— start RECORDS SHOWN —
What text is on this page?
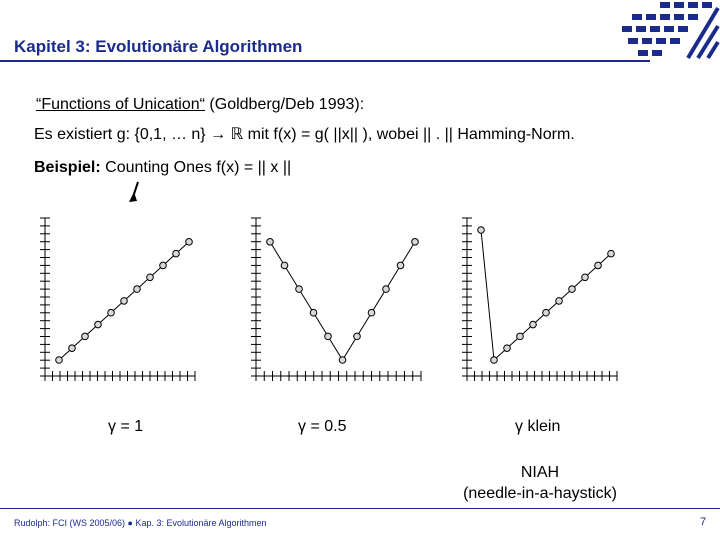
Kapitel 3: Evolutionäre Algorithmen
“Functions of Unication“ (Goldberg/Deb 1993):
Es existiert g: {0,1, … n} → ℝ mit f(x) = g( ||x|| ), wobei || . || Hamming-Norm.
Beispiel: Counting Ones f(x) = || x ||
γ = 1	γ = 0.5	γ klein
NIAH
(needle-in-a-haystick)
Rudolph: FCI (WS 2005/06) ● Kap. 3: Evolutionäre Algorithmen	7
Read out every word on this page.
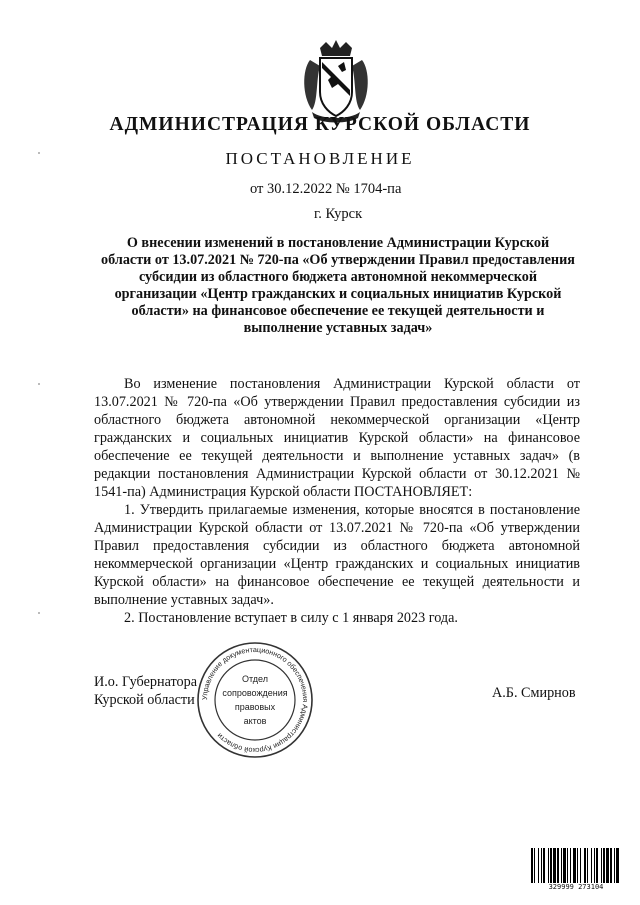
АДМИНИСТРАЦИЯ КУРСКОЙ ОБЛАСТИ
ПОСТАНОВЛЕНИЕ
от 30.12.2022 № 1704-па
г. Курск
О внесении изменений в постановление Администрации Курской области от 13.07.2021 № 720-па «Об утверждении Правил предоставления субсидии из областного бюджета автономной некоммерческой организации «Центр гражданских и социальных инициатив Курской области» на финансовое обеспечение ее текущей деятельности и выполнение уставных задач»

Во изменение постановления Администрации Курской области от 13.07.2021 № 720-па «Об утверждении Правил предоставления субсидии из областного бюджета автономной некоммерческой организации «Центр гражданских и социальных инициатив Курской области» на финансовое обеспечение ее текущей деятельности и выполнение уставных задач» (в редакции постановления Администрации Курской области от 30.12.2021 № 1541-па) Администрация Курской области ПОСТАНОВЛЯЕТ:

1. Утвердить прилагаемые изменения, которые вносятся в постановление Администрации Курской области от 13.07.2021 № 720-па «Об утверждении Правил предоставления субсидии из областного бюджета автономной некоммерческой организации «Центр гражданских и социальных инициатив Курской области» на финансовое обеспечение ее текущей деятельности и выполнение уставных задач».

2. Постановление вступает в силу с 1 января 2023 года.

И.о. Губернатора
Курской области	А.Б. Смирнов
Управление документационного обеспечения Администрации Курской области
Отдел
сопровождения
правовых
актов
329999 273104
— end RECORDS SHOWN —
WHAT IS NEEDED: In your copy of the records, include no pictures; repeat everything else exactly.

THE SOLUTION:
What text is on this page?
Kapitel 3: Evolutionäre Algorithmen
“Functions of Unication“ (Goldberg/Deb 1993):
Es existiert g: {0,1, … n} → ℝ mit f(x) = g( ||x|| ), wobei || . || Hamming-Norm.
Beispiel: Counting Ones f(x) = || x ||
γ = 1	γ = 0.5	γ klein
NIAH
(needle-in-a-haystick)
Rudolph: FCI (WS 2005/06) ● Kap. 3: Evolutionäre Algorithmen	7
Read out every word on this page.
АДМИНИСТРАЦИЯ КУРСКОЙ ОБЛАСТИ
ПОСТАНОВЛЕНИЕ
от 30.12.2022 № 1704-па
г. Курск
О внесении изменений в постановление Администрации Курской области от 13.07.2021 № 720-па «Об утверждении Правил предоставления субсидии из областного бюджета автономной некоммерческой организации «Центр гражданских и социальных инициатив Курской области» на финансовое обеспечение ее текущей деятельности и выполнение уставных задач»

Во изменение постановления Администрации Курской области от 13.07.2021 № 720-па «Об утверждении Правил предоставления субсидии из областного бюджета автономной некоммерческой организации «Центр гражданских и социальных инициатив Курской области» на финансовое обеспечение ее текущей деятельности и выполнение уставных задач» (в редакции постановления Администрации Курской области от 30.12.2021 № 1541-па) Администрация Курской области ПОСТАНОВЛЯЕТ:

1. Утвердить прилагаемые изменения, которые вносятся в постановление Администрации Курской области от 13.07.2021 № 720-па «Об утверждении Правил предоставления субсидии из областного бюджета автономной некоммерческой организации «Центр гражданских и социальных инициатив Курской области» на финансовое обеспечение ее текущей деятельности и выполнение уставных задач».

2. Постановление вступает в силу с 1 января 2023 года.

И.о. Губернатора
Курской области	А.Б. Смирнов
Управление документационного обеспечения Администрации Курской области
Отдел
сопровождения
правовых
актов
329999 273104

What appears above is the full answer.